Select lines where the word "screws" appears.

Dataset rows
[Start]

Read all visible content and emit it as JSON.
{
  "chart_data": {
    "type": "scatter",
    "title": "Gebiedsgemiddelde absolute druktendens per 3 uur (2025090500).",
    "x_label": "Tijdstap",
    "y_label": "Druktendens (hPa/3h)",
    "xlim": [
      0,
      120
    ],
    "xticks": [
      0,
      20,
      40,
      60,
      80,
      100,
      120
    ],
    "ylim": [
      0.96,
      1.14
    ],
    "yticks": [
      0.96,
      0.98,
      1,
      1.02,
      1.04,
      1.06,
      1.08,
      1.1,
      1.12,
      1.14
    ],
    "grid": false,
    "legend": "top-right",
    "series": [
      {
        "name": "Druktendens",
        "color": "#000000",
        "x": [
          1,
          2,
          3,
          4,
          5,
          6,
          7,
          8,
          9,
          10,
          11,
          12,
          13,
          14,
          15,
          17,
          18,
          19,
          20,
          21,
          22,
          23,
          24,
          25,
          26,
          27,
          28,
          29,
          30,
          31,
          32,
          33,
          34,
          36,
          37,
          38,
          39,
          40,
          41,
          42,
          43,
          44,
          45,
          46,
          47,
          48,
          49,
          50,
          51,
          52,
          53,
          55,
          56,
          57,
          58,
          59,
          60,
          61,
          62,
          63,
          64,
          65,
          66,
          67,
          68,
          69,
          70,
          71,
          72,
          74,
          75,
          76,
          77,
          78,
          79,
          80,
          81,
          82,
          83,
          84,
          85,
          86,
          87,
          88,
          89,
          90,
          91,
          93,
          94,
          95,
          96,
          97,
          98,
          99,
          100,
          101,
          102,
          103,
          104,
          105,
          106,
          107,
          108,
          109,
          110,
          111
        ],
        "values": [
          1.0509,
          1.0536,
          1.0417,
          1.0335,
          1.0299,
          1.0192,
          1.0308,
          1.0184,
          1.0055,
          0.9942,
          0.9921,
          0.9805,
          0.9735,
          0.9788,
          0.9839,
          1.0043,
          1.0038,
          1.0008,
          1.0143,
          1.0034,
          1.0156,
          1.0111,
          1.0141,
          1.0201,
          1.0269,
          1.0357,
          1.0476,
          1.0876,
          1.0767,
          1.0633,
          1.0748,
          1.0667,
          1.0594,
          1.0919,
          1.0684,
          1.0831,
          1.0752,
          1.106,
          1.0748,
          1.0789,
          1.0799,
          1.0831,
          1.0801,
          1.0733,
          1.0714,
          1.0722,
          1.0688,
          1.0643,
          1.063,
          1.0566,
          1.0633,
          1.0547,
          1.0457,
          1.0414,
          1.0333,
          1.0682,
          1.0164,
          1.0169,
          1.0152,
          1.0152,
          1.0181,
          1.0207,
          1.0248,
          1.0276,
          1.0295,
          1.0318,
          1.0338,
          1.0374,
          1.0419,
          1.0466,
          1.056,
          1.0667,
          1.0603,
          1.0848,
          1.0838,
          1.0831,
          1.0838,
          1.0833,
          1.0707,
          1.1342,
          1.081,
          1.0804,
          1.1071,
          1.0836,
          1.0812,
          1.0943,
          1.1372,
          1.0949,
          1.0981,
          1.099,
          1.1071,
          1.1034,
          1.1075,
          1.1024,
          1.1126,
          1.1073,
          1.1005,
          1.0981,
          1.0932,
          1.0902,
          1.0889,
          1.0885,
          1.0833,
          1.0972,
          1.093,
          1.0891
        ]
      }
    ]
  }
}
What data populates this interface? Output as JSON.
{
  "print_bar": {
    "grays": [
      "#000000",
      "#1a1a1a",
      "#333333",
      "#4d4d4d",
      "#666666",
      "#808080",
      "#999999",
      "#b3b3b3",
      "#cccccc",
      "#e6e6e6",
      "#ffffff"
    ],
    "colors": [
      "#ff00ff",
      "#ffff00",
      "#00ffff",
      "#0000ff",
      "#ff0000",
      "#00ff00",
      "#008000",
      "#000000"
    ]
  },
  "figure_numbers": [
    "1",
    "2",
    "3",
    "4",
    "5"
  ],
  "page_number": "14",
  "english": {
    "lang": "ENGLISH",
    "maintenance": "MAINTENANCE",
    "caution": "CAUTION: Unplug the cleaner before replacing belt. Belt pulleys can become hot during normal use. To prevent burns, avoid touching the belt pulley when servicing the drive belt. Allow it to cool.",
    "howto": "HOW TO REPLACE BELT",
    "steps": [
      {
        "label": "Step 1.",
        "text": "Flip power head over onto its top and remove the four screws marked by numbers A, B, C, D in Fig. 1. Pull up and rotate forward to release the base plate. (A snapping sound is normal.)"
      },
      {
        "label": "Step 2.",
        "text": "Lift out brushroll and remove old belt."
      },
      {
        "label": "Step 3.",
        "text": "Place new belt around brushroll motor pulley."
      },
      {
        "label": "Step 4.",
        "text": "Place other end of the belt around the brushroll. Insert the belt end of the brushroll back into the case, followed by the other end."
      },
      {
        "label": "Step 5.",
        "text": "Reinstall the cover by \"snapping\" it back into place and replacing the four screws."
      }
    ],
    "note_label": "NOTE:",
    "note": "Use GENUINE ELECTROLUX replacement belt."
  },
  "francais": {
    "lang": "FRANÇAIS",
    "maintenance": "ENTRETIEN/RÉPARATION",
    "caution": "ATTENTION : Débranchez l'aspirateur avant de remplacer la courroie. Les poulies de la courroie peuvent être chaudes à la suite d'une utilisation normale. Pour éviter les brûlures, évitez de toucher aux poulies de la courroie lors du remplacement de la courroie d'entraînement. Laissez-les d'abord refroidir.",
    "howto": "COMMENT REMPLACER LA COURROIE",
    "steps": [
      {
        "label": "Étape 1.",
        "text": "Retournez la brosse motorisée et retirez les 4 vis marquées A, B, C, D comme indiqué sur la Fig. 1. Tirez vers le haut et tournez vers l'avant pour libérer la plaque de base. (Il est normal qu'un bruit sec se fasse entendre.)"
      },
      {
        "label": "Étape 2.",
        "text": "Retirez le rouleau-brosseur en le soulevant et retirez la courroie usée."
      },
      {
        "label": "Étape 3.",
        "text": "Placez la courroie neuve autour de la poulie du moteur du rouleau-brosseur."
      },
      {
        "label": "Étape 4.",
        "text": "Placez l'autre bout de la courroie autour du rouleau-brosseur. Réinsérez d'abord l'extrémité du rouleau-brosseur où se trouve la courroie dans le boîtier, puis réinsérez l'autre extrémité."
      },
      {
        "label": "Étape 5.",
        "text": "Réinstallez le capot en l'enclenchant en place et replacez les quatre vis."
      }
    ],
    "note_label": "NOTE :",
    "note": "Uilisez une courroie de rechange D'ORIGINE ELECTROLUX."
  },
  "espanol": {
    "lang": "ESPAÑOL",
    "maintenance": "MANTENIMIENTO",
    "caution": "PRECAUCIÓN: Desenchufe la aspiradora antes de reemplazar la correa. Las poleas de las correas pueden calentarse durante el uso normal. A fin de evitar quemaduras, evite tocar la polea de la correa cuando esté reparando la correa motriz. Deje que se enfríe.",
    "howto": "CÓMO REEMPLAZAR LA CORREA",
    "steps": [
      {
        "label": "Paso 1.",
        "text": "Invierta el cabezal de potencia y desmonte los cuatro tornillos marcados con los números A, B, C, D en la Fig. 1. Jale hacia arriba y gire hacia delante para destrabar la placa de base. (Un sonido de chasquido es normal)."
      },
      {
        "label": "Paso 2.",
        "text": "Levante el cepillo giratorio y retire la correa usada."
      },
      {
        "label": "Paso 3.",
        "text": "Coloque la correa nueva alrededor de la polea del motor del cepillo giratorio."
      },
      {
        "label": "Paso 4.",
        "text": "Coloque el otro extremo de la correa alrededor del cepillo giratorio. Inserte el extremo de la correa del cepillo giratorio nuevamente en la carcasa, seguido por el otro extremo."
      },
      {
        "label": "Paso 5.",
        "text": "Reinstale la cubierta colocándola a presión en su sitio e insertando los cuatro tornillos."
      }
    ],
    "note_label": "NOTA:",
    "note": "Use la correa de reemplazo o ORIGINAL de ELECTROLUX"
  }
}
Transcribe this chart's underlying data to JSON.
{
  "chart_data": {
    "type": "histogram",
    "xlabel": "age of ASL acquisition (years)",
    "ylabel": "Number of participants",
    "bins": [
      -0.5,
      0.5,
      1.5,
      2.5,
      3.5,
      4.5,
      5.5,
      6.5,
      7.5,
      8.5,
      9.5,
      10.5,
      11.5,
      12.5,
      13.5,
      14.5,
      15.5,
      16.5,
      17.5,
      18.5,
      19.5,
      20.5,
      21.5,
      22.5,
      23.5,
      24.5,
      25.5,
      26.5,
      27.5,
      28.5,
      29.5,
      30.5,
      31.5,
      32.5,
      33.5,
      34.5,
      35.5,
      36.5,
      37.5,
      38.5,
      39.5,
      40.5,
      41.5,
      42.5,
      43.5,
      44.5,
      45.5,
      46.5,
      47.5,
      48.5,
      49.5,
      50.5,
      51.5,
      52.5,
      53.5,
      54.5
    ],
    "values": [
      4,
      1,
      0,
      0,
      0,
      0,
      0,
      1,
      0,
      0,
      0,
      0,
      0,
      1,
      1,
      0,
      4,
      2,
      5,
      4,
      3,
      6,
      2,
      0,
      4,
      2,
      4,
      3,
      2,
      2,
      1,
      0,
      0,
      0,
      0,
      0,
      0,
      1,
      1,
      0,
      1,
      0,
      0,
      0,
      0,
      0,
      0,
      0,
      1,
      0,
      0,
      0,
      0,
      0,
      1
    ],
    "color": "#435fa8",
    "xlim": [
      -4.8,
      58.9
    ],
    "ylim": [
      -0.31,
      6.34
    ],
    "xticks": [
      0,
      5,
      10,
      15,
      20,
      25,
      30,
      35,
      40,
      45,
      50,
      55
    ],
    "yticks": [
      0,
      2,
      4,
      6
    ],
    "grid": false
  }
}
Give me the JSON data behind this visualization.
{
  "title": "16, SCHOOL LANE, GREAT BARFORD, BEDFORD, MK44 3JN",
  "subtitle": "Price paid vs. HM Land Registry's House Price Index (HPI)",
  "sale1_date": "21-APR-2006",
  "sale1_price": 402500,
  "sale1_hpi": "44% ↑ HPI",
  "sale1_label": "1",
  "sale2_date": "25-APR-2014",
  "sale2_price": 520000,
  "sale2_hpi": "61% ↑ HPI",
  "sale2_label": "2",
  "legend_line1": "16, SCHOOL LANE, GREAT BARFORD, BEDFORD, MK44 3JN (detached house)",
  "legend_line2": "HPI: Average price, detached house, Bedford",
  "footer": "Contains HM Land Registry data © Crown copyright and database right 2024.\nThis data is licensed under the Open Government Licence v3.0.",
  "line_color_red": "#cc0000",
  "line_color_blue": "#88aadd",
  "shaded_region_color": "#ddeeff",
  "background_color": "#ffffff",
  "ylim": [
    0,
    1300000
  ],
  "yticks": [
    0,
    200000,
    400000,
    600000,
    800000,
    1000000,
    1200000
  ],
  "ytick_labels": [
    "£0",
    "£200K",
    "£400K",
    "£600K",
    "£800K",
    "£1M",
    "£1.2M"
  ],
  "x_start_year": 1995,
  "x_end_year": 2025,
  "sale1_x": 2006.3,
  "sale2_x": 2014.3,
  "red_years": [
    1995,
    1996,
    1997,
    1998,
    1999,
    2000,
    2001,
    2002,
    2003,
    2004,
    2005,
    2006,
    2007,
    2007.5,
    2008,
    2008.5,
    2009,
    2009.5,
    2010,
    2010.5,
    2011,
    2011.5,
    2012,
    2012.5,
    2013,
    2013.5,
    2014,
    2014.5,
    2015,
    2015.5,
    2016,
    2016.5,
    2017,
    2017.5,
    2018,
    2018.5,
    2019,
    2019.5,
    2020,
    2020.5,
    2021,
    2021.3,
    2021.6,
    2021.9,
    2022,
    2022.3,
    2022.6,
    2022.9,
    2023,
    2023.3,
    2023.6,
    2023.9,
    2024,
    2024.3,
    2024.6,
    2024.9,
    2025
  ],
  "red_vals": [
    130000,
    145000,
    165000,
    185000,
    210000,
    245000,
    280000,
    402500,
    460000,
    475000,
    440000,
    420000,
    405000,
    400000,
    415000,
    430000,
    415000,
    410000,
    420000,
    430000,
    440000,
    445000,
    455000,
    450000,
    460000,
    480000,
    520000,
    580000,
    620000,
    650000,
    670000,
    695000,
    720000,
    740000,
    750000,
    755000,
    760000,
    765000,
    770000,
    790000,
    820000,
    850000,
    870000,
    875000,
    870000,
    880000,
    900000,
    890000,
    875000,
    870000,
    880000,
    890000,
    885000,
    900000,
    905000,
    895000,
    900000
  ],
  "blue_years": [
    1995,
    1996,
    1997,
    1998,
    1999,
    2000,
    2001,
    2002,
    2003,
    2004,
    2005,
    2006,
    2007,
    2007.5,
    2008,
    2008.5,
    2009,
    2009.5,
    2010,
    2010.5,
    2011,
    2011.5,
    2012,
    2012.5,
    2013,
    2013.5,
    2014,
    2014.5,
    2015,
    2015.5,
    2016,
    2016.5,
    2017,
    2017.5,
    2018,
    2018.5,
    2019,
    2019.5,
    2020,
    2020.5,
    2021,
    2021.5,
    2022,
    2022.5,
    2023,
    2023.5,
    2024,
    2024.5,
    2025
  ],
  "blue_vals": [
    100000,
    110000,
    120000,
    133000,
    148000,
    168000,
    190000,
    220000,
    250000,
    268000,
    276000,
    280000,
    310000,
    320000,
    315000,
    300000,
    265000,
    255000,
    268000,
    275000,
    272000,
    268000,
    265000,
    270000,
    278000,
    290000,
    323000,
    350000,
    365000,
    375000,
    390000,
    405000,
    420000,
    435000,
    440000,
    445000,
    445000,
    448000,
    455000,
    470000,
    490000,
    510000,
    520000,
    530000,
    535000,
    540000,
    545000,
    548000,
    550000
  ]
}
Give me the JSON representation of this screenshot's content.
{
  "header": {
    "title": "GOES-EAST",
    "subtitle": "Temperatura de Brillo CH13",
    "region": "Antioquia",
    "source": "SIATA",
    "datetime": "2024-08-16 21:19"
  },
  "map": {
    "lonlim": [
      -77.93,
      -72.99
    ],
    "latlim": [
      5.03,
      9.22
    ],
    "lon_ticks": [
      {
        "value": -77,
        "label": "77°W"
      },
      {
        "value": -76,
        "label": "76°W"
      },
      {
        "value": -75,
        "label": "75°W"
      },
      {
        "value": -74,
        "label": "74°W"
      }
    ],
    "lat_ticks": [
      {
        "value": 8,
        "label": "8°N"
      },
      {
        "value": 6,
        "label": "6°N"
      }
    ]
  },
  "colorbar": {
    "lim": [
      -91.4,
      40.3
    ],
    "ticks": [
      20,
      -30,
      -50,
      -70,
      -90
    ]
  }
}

[End]

| THE OUTPUT |
        "text": "Flip power head over onto its top and remove the four screws marked by numbers A, B, C, D in Fig. 1. Pull up and rotate forward to release the base plate. (A snapping sound is normal.)"
        "text": "Reinstall the cover by \"snapping\" it back into place and replacing the four screws."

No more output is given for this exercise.